▸ **INSTRUCTION**
Isolate every line in the data with the string "Description" and copy it.

--- begin EXERCISE MATERIAL ---

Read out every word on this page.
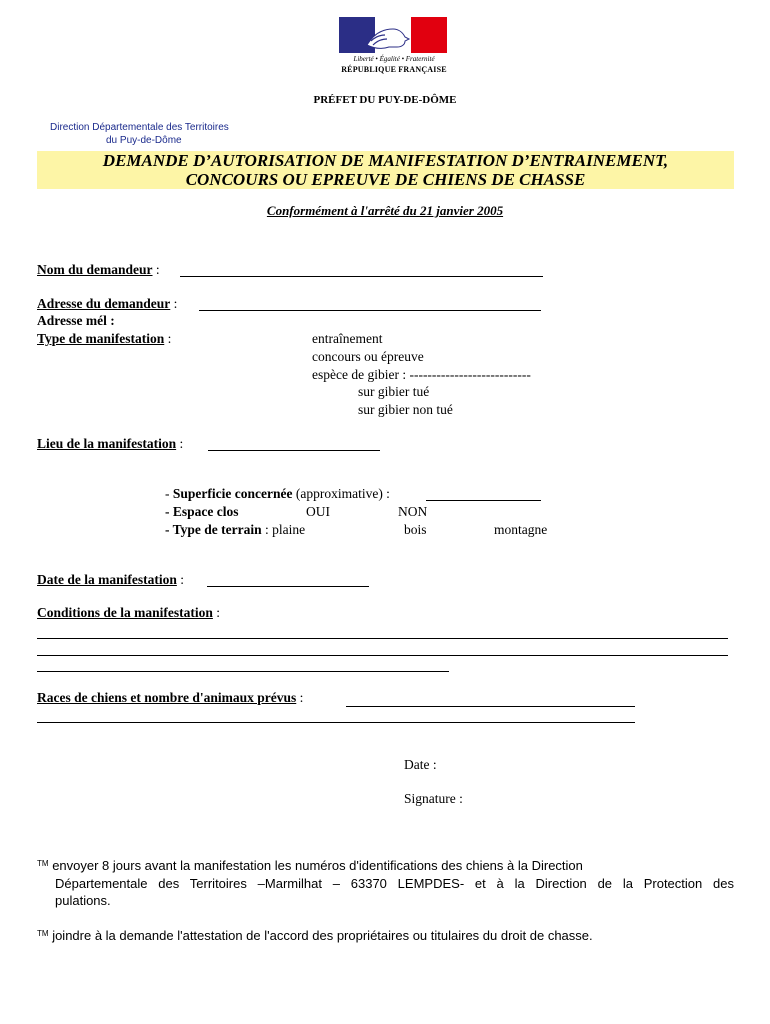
Liberté • Égalité • Fraternité
RÉPUBLIQUE FRANÇAISE
PRÉFET DU PUY-DE-DÔME
Direction Départementale des Territoires
du Puy-de-Dôme
DEMANDE D’AUTORISATION DE MANIFESTATION D’ENTRAINEMENT,
CONCOURS OU EPREUVE DE CHIENS DE CHASSE
Conformément à l'arrêté du 21 janvier 2005
Nom du demandeur :
Adresse du demandeur :
Adresse mél :
Type de manifestation :	entraînement
concours ou épreuve
espèce de gibier : ---------------------------
sur gibier tué
sur gibier non tué
Lieu de la manifestation :
- Superficie concernée (approximative) :
- Espace clos	OUI	NON
- Type de terrain : plaine	bois	montagne
Date de la manifestation :
Conditions de la manifestation :
Races de chiens et nombre d'animaux prévus :
Date :
Signature :
™ envoyer 8 jours avant la manifestation les numéros d'identifications des chiens à la Direction
Départementale des Territoires –Marmilhat – 63370 LEMPDES- et à la Direction de la Protection des
pulations.
™ joindre à la demande l'attestation de l'accord des propriétaires ou titulaires du droit de chasse.
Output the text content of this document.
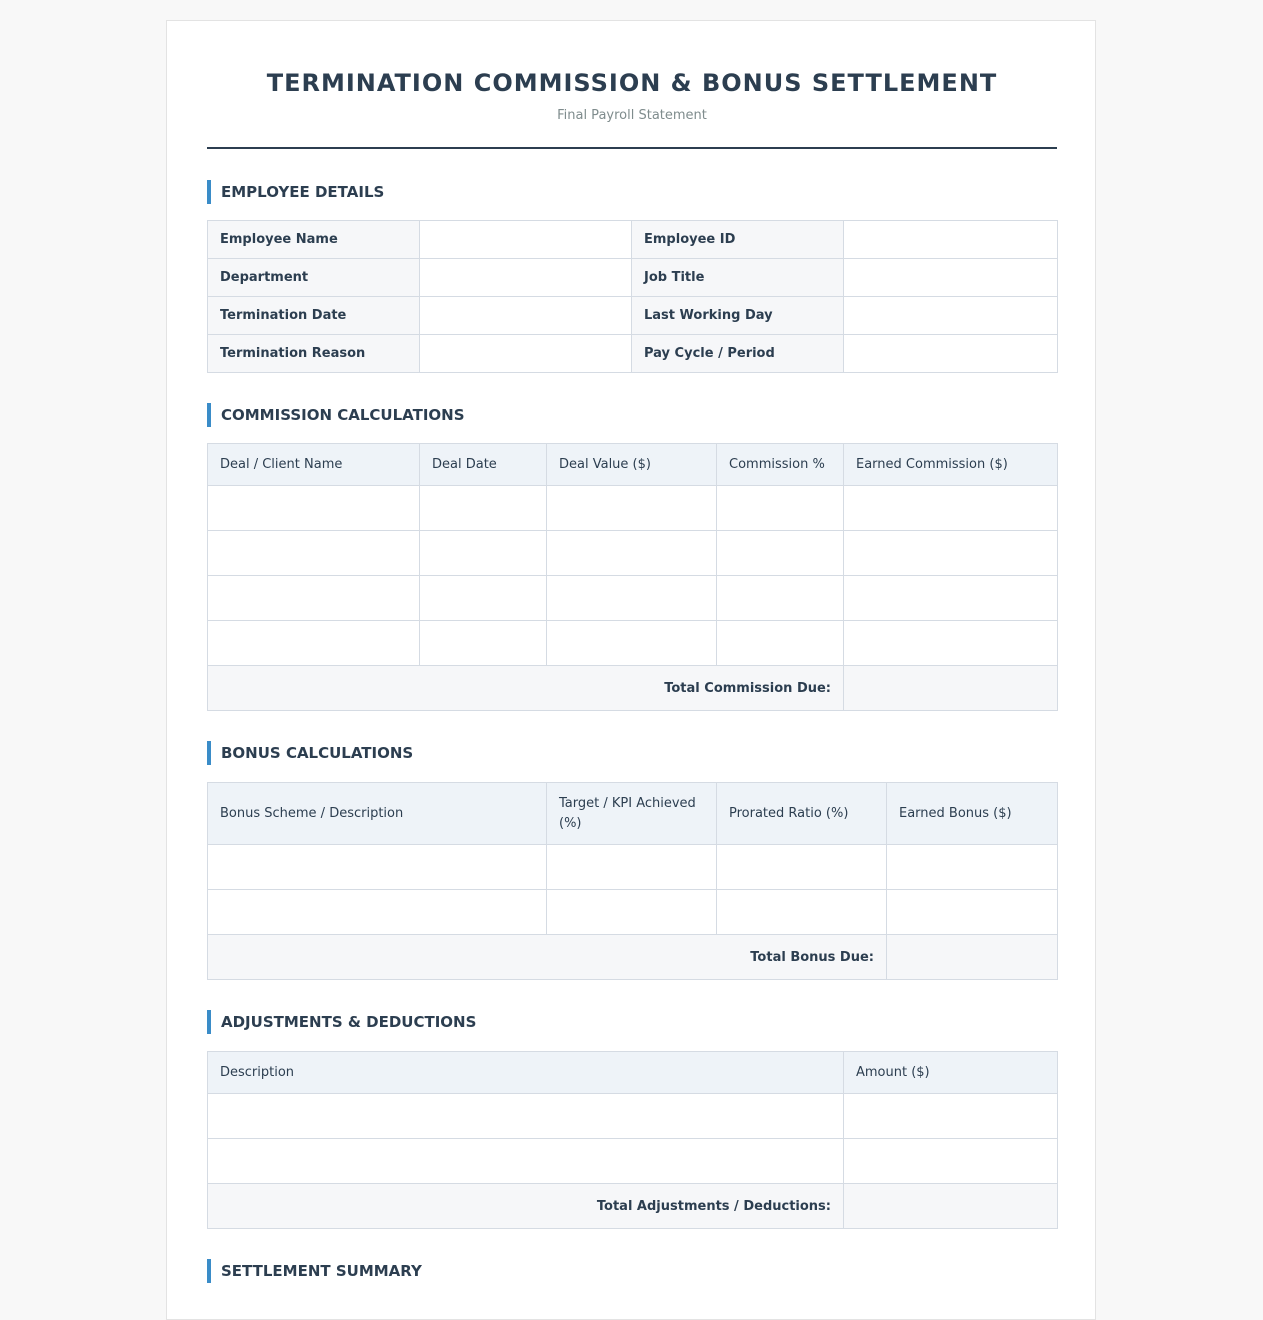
TERMINATION COMMISSION & BONUS SETTLEMENT
Final Payroll Statement
EMPLOYEE DETAILS
Employee Name		Employee ID	
Department		Job Title	
Termination Date		Last Working Day	
Termination Reason		Pay Cycle / Period	
COMMISSION CALCULATIONS
Deal / Client Name	Deal Date	Deal Value ($)	Commission %	Earned Commission ($)

Total Commission Due:				
BONUS CALCULATIONS
Bonus Scheme / Description	Target / KPI Achieved (%)	Prorated Ratio (%)	Earned Bonus ($)

Total Bonus Due:			
ADJUSTMENTS & DEDUCTIONS
Description	Amount ($)

Total Adjustments / Deductions:	
SETTLEMENT SUMMARY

--- end EXERCISE MATERIAL ---

▸ **FINAL ANSWER**
Bonus Scheme / Description	Target / KPI Achieved (%)	Prorated Ratio (%)	Earned Bonus ($)
Description	Amount ($)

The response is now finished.